Recorded information.
** START **
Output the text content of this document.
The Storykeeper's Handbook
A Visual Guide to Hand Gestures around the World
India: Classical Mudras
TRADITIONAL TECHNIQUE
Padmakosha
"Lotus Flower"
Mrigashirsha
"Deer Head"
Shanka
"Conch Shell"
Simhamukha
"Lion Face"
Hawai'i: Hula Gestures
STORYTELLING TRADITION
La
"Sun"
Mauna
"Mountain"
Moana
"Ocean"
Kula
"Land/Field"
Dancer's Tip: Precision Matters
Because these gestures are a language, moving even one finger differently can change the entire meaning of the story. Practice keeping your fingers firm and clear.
** END **
Nothing should be left out: return all of the records exactly.

Output the text content of this document.
The Storykeeper's Handbook
A Visual Guide to Hand Gestures around the World
India: Classical Mudras
TRADITIONAL TECHNIQUE
Padmakosha
"Lotus Flower"
Mrigashirsha
"Deer Head"
Shanka
"Conch Shell"
Simhamukha
"Lion Face"
Hawai'i: Hula Gestures
STORYTELLING TRADITION
La
"Sun"
Mauna
"Mountain"
Moana
"Ocean"
Kula
"Land/Field"
Dancer's Tip: Precision Matters
Because these gestures are a language, moving even one finger differently can change the entire meaning of the story. Practice keeping your fingers firm and clear.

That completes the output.